** start Data to process **
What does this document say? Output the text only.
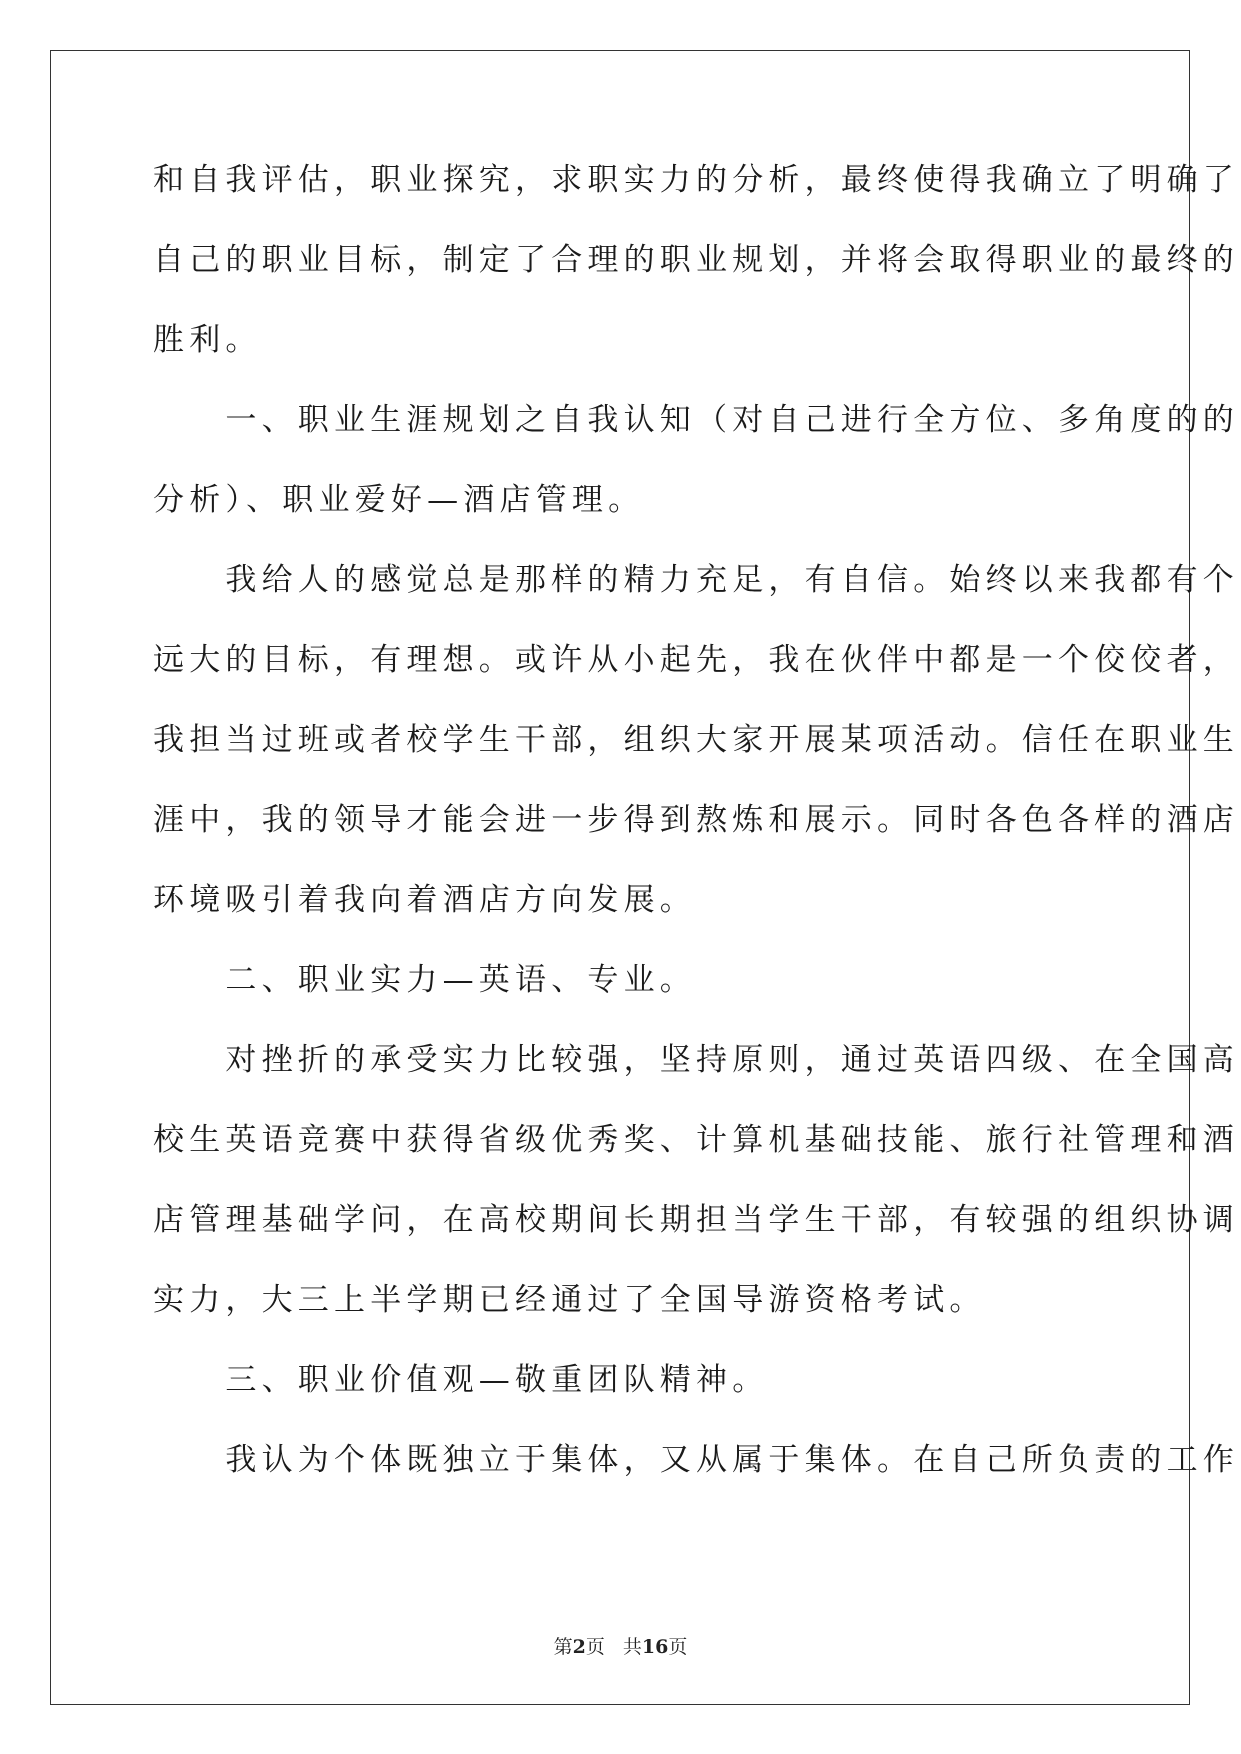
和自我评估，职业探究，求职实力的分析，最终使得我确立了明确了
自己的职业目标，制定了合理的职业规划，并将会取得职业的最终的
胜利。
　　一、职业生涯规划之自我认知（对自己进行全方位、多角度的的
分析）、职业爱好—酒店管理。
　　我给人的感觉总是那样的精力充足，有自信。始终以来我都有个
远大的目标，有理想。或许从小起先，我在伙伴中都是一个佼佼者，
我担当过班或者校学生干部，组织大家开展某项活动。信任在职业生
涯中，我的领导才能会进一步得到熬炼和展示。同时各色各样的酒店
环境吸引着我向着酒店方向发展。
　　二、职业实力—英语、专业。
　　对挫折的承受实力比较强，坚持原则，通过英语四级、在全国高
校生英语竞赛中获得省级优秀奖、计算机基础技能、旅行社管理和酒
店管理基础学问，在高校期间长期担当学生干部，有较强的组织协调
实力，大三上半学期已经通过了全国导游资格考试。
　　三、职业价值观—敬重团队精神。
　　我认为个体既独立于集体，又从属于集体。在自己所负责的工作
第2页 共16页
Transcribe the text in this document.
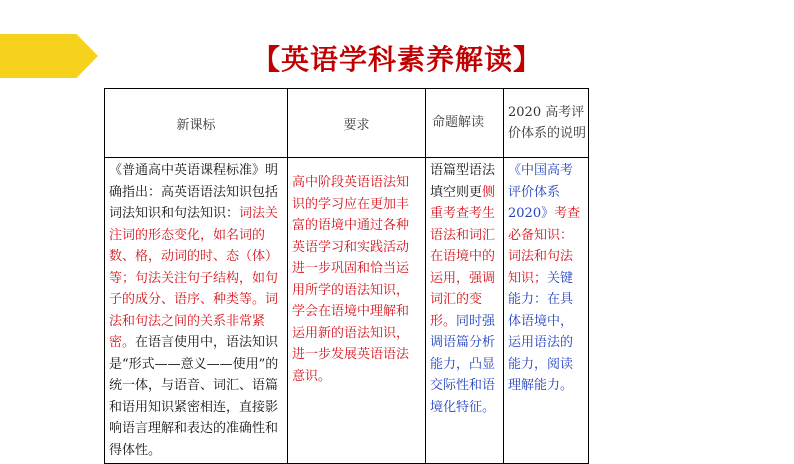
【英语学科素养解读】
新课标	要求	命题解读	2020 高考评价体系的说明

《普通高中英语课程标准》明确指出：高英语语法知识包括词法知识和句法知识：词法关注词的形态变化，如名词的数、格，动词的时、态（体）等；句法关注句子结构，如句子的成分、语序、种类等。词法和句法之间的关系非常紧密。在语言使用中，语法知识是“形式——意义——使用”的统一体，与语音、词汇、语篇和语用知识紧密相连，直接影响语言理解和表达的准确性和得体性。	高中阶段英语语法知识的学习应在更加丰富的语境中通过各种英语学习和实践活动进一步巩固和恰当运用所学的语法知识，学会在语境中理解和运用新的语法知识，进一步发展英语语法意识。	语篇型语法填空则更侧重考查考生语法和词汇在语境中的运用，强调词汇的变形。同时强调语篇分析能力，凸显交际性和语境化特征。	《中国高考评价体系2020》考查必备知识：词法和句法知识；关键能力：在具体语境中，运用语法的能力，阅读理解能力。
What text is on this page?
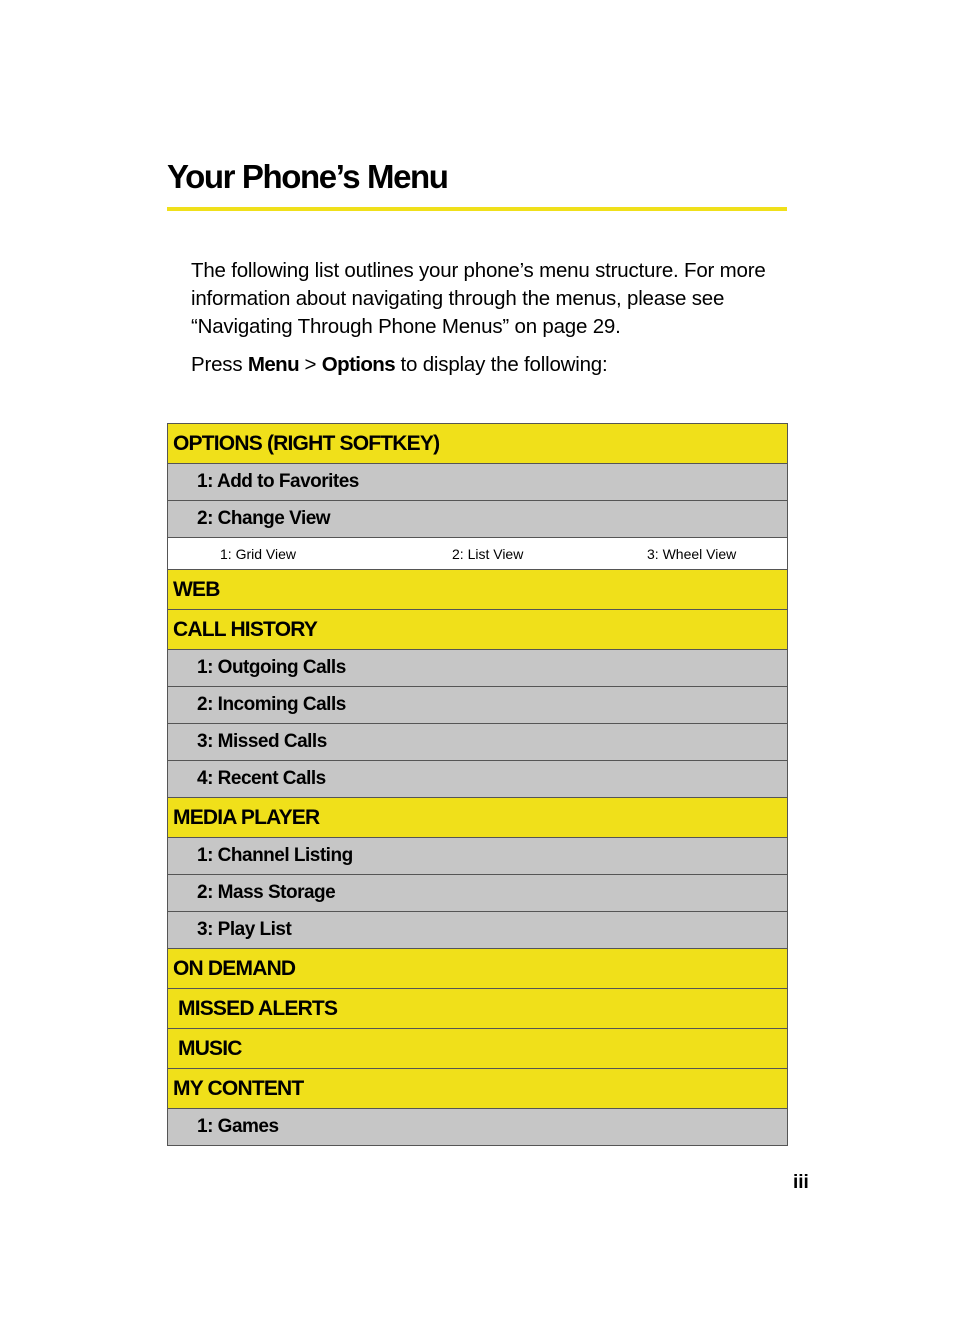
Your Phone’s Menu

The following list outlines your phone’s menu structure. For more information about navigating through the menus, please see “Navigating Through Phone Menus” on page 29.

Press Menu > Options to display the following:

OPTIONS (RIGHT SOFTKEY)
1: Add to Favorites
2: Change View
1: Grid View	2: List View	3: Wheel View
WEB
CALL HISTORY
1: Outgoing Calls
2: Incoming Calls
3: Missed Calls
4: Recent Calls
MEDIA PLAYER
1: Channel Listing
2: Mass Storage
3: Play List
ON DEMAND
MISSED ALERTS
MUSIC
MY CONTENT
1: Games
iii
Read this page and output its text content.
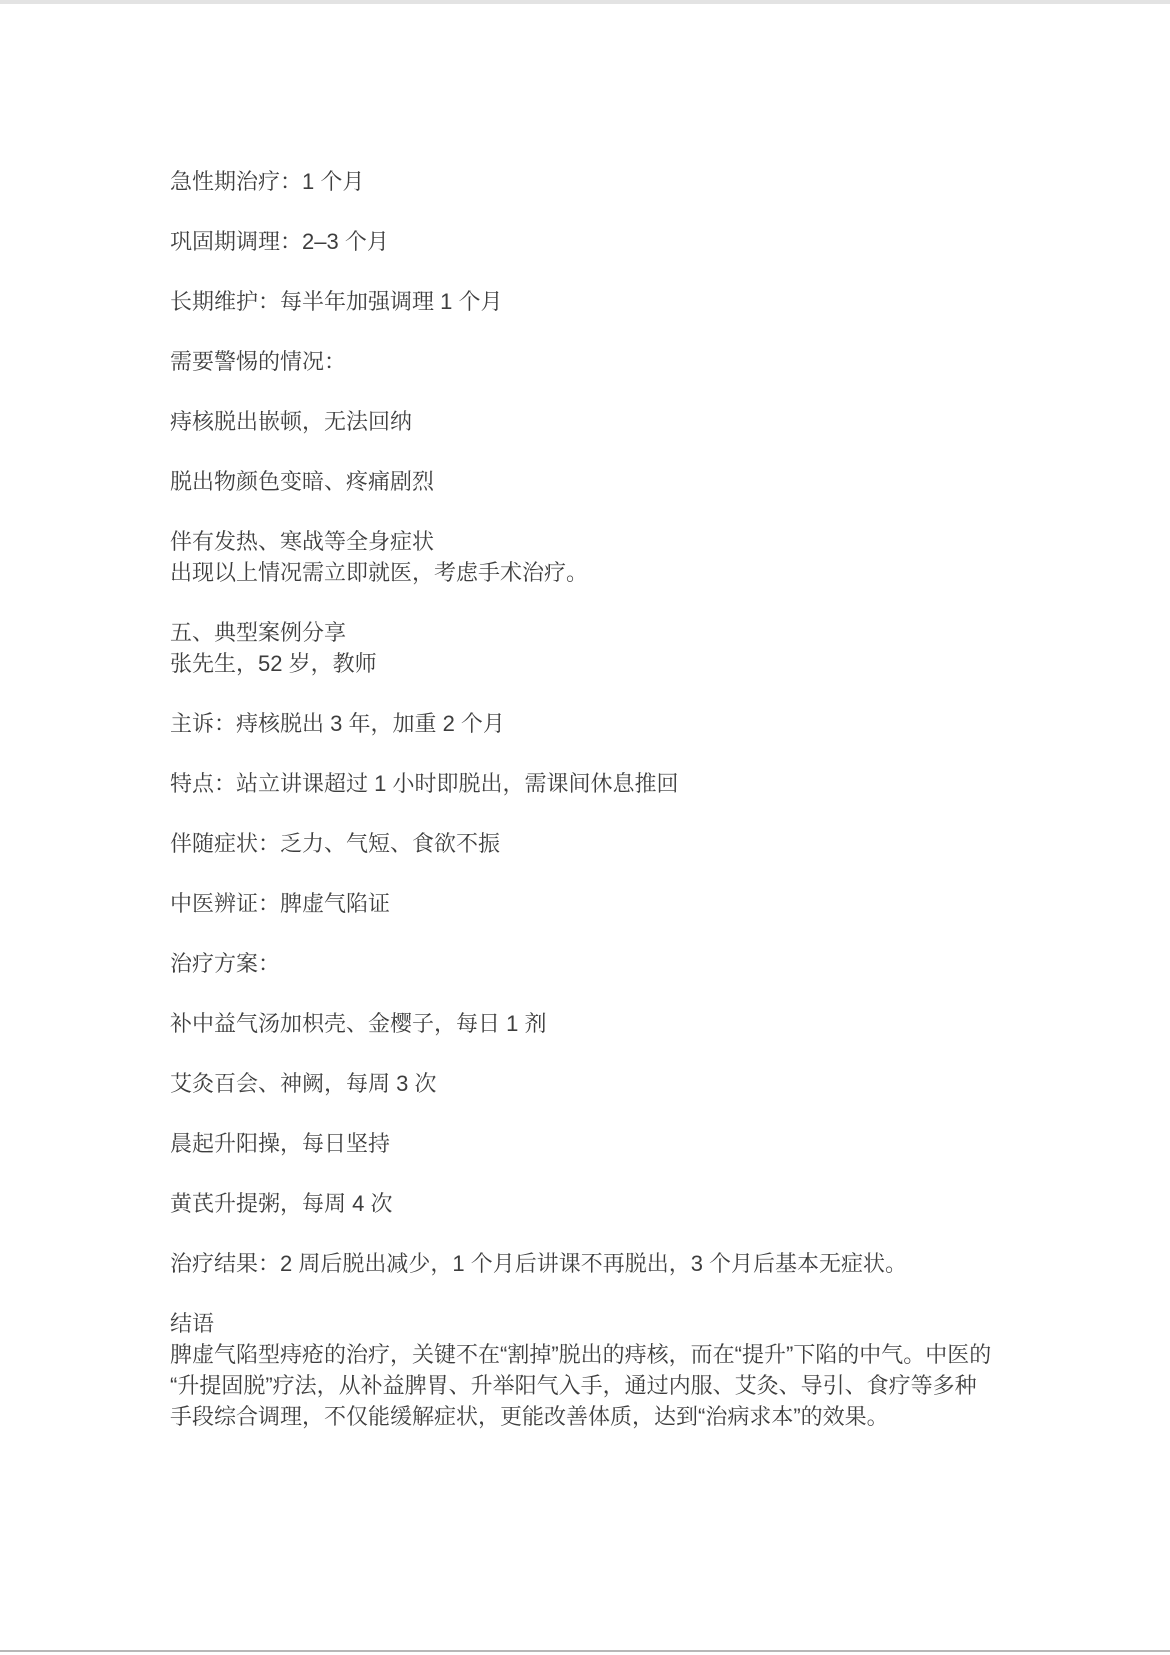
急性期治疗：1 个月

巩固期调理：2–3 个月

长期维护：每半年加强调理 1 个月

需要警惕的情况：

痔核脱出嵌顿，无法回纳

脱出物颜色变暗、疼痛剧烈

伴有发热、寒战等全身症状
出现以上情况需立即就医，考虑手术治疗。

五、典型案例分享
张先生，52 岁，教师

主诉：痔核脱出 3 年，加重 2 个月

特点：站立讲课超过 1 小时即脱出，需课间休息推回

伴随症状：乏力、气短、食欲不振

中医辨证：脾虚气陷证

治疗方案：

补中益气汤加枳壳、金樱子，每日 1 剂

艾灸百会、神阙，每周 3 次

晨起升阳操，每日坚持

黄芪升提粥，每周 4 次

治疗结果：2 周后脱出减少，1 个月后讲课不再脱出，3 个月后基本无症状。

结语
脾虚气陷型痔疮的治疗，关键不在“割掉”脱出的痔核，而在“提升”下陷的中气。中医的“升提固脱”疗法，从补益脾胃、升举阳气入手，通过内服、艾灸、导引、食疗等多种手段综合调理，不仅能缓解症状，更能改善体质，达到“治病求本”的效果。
** end Data to process **
What the task asks ▸
From the data above, write out everything exactly except the pictures.

Solved problem ▸
What does this document say? Output the text only.
和自我评估，职业探究，求职实力的分析，最终使得我确立了明确了
自己的职业目标，制定了合理的职业规划，并将会取得职业的最终的
胜利。
　　一、职业生涯规划之自我认知（对自己进行全方位、多角度的的
分析）、职业爱好—酒店管理。
　　我给人的感觉总是那样的精力充足，有自信。始终以来我都有个
远大的目标，有理想。或许从小起先，我在伙伴中都是一个佼佼者，
我担当过班或者校学生干部，组织大家开展某项活动。信任在职业生
涯中，我的领导才能会进一步得到熬炼和展示。同时各色各样的酒店
环境吸引着我向着酒店方向发展。
　　二、职业实力—英语、专业。
　　对挫折的承受实力比较强，坚持原则，通过英语四级、在全国高
校生英语竞赛中获得省级优秀奖、计算机基础技能、旅行社管理和酒
店管理基础学问，在高校期间长期担当学生干部，有较强的组织协调
实力，大三上半学期已经通过了全国导游资格考试。
　　三、职业价值观—敬重团队精神。
　　我认为个体既独立于集体，又从属于集体。在自己所负责的工作
第2页 共16页
Transcribe the text in this document.
【英语学科素养解读】
新课标	要求	命题解读	2020 高考评价体系的说明

《普通高中英语课程标准》明确指出：高英语语法知识包括词法知识和句法知识：词法关注词的形态变化，如名词的数、格，动词的时、态（体）等；句法关注句子结构，如句子的成分、语序、种类等。词法和句法之间的关系非常紧密。在语言使用中，语法知识是“形式——意义——使用”的统一体，与语音、词汇、语篇和语用知识紧密相连，直接影响语言理解和表达的准确性和得体性。	高中阶段英语语法知识的学习应在更加丰富的语境中通过各种英语学习和实践活动进一步巩固和恰当运用所学的语法知识，学会在语境中理解和运用新的语法知识，进一步发展英语语法意识。	语篇型语法填空则更侧重考查考生语法和词汇在语境中的运用，强调词汇的变形。同时强调语篇分析能力，凸显交际性和语境化特征。	《中国高考评价体系2020》考查必备知识：词法和句法知识；关键能力：在具体语境中，运用语法的能力，阅读理解能力。
What text is on this page?
Your Phone’s Menu

The following list outlines your phone’s menu structure. For more information about navigating through the menus, please see “Navigating Through Phone Menus” on page 29.

Press Menu > Options to display the following:

OPTIONS (RIGHT SOFTKEY)
1: Add to Favorites
2: Change View
1: Grid View	2: List View	3: Wheel View
WEB
CALL HISTORY
1: Outgoing Calls
2: Incoming Calls
3: Missed Calls
4: Recent Calls
MEDIA PLAYER
1: Channel Listing
2: Mass Storage
3: Play List
ON DEMAND
MISSED ALERTS
MUSIC
MY CONTENT
1: Games
iii
Read this page and output its text content.
急性期治疗：1 个月

巩固期调理：2–3 个月

长期维护：每半年加强调理 1 个月

需要警惕的情况：

痔核脱出嵌顿，无法回纳

脱出物颜色变暗、疼痛剧烈

伴有发热、寒战等全身症状
出现以上情况需立即就医，考虑手术治疗。

五、典型案例分享
张先生，52 岁，教师

主诉：痔核脱出 3 年，加重 2 个月

特点：站立讲课超过 1 小时即脱出，需课间休息推回

伴随症状：乏力、气短、食欲不振

中医辨证：脾虚气陷证

治疗方案：

补中益气汤加枳壳、金樱子，每日 1 剂

艾灸百会、神阙，每周 3 次

晨起升阳操，每日坚持

黄芪升提粥，每周 4 次

治疗结果：2 周后脱出减少，1 个月后讲课不再脱出，3 个月后基本无症状。

结语
脾虚气陷型痔疮的治疗，关键不在“割掉”脱出的痔核，而在“提升”下陷的中气。中医的“升提固脱”疗法，从补益脾胃、升举阳气入手，通过内服、艾灸、导引、食疗等多种手段综合调理，不仅能缓解症状，更能改善体质，达到“治病求本”的效果。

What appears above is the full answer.